## start THE INPUT
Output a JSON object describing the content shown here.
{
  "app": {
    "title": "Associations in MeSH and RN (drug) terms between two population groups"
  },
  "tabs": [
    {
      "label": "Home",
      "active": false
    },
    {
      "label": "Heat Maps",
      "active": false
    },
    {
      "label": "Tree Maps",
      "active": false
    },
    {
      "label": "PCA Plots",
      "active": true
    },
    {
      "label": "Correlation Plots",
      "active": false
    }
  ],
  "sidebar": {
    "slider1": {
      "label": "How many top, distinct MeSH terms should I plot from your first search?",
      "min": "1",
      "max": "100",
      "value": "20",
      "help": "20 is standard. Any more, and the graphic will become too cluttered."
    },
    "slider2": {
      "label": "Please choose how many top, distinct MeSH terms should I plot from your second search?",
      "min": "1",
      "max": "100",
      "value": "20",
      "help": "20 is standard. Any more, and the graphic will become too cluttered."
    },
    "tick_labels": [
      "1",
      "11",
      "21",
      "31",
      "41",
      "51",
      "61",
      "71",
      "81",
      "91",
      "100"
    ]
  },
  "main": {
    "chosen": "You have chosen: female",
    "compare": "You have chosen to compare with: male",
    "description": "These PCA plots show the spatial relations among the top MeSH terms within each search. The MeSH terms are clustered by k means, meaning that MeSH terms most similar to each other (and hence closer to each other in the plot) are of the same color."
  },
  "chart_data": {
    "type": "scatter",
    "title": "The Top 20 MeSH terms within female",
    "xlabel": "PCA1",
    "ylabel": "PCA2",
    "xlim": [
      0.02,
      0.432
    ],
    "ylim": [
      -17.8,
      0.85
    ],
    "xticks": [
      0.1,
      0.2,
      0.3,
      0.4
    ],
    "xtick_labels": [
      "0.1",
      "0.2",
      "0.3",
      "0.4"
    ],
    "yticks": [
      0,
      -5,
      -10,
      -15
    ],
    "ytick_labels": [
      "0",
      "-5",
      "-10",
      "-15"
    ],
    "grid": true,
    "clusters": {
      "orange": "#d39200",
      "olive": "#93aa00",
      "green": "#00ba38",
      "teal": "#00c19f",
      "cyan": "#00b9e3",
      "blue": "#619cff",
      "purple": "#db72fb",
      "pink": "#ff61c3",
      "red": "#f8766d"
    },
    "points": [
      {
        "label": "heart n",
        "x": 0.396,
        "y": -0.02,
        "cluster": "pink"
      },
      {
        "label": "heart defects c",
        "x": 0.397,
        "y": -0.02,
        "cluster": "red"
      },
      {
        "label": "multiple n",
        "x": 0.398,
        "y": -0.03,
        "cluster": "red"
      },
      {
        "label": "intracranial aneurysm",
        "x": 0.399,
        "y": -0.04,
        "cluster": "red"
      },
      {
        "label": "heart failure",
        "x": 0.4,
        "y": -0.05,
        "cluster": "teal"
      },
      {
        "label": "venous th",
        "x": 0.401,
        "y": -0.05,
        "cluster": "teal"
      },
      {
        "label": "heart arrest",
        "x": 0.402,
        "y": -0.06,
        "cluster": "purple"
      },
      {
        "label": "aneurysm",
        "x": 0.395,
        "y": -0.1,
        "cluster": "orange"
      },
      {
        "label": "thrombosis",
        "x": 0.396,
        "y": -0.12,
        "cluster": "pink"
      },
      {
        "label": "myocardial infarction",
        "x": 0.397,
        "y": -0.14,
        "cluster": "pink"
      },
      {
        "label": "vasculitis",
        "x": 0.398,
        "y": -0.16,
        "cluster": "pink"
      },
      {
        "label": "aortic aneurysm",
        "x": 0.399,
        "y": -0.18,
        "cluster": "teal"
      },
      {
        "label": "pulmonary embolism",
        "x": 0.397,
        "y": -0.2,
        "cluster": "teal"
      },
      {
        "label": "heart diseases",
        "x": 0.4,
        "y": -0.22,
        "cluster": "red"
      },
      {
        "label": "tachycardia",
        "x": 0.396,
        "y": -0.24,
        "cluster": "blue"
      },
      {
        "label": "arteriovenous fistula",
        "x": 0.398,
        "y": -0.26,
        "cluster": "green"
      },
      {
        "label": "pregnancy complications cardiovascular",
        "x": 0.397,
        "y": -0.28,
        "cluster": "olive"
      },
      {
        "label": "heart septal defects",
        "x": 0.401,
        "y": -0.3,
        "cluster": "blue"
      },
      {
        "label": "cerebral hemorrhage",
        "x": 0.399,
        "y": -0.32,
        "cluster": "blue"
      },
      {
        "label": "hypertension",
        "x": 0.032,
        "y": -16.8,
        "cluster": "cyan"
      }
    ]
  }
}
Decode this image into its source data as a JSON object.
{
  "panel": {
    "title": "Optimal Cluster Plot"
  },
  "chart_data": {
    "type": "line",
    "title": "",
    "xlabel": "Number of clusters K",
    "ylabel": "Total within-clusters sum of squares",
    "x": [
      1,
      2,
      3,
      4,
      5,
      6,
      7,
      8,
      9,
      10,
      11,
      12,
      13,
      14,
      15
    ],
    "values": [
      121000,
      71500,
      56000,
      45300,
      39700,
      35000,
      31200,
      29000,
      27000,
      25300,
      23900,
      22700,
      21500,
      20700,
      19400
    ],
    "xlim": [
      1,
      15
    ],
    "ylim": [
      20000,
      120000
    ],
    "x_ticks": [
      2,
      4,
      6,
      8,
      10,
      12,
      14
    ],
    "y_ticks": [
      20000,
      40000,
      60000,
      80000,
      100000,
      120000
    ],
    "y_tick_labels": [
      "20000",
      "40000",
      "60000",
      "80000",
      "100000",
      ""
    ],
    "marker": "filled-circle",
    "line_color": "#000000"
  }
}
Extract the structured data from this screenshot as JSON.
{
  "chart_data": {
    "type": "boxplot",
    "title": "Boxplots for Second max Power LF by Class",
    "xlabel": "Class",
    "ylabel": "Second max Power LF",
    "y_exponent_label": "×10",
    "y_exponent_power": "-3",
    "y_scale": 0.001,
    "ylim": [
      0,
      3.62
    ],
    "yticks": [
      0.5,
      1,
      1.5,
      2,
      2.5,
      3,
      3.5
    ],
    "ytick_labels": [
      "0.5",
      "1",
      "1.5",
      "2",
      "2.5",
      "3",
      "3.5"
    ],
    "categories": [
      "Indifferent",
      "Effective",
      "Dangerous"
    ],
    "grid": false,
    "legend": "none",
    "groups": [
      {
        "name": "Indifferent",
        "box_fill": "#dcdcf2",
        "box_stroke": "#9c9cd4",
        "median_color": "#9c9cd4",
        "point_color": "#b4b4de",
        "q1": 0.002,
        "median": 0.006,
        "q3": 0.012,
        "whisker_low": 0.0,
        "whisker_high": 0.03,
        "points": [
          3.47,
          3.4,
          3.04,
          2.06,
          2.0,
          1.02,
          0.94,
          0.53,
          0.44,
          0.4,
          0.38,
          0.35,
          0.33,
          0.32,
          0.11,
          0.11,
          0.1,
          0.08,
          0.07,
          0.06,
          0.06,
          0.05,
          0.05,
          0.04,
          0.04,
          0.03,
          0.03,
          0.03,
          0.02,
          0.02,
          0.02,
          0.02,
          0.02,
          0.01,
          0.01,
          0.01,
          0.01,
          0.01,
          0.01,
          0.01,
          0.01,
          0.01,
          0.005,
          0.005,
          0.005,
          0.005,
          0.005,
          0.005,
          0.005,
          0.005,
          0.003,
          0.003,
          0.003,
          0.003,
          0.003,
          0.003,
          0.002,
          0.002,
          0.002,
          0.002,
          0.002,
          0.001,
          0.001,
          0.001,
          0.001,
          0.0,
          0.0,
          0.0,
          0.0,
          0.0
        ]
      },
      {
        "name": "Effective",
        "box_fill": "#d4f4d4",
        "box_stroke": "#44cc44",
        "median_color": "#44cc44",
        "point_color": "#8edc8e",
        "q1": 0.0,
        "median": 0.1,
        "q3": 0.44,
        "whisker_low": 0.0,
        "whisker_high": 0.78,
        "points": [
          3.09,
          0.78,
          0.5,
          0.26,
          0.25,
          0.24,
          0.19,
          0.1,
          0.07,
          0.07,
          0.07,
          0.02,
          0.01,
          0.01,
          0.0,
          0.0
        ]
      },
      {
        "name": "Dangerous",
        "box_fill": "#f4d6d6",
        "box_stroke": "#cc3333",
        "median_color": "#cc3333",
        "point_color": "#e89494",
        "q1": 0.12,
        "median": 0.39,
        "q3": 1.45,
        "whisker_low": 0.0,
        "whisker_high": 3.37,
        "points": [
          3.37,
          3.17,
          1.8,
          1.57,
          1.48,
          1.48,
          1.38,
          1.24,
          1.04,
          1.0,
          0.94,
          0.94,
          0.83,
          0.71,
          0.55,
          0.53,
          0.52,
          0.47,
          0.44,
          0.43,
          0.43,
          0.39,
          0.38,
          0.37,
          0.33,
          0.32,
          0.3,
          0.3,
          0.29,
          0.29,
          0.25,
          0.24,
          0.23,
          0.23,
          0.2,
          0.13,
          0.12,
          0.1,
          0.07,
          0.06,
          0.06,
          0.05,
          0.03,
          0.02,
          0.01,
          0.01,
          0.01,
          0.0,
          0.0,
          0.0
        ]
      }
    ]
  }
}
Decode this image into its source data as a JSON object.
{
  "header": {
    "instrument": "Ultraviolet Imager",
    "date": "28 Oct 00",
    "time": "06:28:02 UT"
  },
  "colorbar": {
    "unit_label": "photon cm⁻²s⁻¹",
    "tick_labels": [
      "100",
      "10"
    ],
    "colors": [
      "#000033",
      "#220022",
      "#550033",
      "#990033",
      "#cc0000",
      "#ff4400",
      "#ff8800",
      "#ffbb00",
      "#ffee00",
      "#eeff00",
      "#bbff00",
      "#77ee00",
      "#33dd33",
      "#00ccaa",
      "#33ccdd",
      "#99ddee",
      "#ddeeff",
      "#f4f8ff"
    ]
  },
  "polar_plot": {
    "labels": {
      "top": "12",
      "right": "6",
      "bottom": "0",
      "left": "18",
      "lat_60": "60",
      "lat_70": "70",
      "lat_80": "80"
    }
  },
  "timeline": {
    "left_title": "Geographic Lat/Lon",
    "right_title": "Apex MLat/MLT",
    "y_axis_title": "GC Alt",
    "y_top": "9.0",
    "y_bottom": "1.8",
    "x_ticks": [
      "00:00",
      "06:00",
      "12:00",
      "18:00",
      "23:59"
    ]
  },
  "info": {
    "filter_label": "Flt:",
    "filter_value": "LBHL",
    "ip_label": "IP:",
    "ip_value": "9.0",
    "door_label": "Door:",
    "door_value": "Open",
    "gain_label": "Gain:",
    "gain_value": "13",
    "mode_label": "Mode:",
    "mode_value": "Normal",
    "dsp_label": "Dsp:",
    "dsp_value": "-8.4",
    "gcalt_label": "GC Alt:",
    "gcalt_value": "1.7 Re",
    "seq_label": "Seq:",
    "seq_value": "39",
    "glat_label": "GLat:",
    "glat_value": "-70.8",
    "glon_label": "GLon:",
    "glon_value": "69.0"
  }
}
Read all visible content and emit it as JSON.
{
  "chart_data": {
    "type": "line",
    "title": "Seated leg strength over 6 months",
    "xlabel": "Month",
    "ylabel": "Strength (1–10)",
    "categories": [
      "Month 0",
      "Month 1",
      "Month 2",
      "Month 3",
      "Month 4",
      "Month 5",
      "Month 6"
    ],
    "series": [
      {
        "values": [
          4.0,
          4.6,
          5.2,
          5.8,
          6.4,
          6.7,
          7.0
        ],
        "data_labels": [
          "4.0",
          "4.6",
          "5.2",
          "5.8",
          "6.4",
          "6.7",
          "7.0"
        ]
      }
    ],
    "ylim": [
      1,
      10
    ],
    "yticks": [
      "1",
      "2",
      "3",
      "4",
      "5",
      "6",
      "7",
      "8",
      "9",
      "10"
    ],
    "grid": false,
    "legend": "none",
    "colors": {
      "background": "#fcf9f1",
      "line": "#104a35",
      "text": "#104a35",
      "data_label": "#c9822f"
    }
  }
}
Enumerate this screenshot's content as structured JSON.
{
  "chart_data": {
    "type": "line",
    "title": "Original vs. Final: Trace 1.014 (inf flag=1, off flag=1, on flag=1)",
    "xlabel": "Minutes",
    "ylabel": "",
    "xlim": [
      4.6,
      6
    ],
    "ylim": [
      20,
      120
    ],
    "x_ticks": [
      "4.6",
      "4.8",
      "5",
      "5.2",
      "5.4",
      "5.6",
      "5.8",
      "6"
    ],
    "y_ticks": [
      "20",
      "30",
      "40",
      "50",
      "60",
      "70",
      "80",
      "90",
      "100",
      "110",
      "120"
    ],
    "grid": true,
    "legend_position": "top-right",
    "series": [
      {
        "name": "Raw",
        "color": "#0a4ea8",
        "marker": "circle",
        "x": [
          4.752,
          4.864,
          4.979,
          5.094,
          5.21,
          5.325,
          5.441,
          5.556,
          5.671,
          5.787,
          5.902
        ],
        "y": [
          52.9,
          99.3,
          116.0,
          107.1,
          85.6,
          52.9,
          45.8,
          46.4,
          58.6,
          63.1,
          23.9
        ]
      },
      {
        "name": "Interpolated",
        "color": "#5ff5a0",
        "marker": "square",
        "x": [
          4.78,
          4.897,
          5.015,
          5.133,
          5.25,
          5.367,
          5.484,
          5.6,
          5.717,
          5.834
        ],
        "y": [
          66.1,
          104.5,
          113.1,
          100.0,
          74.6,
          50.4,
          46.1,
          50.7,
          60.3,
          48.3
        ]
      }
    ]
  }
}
## end THE INPUT
§ **PROBLEM TO WORK ON**
Copy only the stretch running from the line containing "Enumerate this screenshot's" to the final line of the entries, both ends included, exactly as it stands.

§ **ANSWER IN FULL**
Enumerate this screenshot's content as structured JSON.
{
  "chart_data": {
    "type": "line",
    "title": "Original vs. Final: Trace 1.014 (inf flag=1, off flag=1, on flag=1)",
    "xlabel": "Minutes",
    "ylabel": "",
    "xlim": [
      4.6,
      6
    ],
    "ylim": [
      20,
      120
    ],
    "x_ticks": [
      "4.6",
      "4.8",
      "5",
      "5.2",
      "5.4",
      "5.6",
      "5.8",
      "6"
    ],
    "y_ticks": [
      "20",
      "30",
      "40",
      "50",
      "60",
      "70",
      "80",
      "90",
      "100",
      "110",
      "120"
    ],
    "grid": true,
    "legend_position": "top-right",
    "series": [
      {
        "name": "Raw",
        "color": "#0a4ea8",
        "marker": "circle",
        "x": [
          4.752,
          4.864,
          4.979,
          5.094,
          5.21,
          5.325,
          5.441,
          5.556,
          5.671,
          5.787,
          5.902
        ],
        "y": [
          52.9,
          99.3,
          116.0,
          107.1,
          85.6,
          52.9,
          45.8,
          46.4,
          58.6,
          63.1,
          23.9
        ]
      },
      {
        "name": "Interpolated",
        "color": "#5ff5a0",
        "marker": "square",
        "x": [
          4.78,
          4.897,
          5.015,
          5.133,
          5.25,
          5.367,
          5.484,
          5.6,
          5.717,
          5.834
        ],
        "y": [
          66.1,
          104.5,
          113.1,
          100.0,
          74.6,
          50.4,
          46.1,
          50.7,
          60.3,
          48.3
        ]
      }
    ]
  }
}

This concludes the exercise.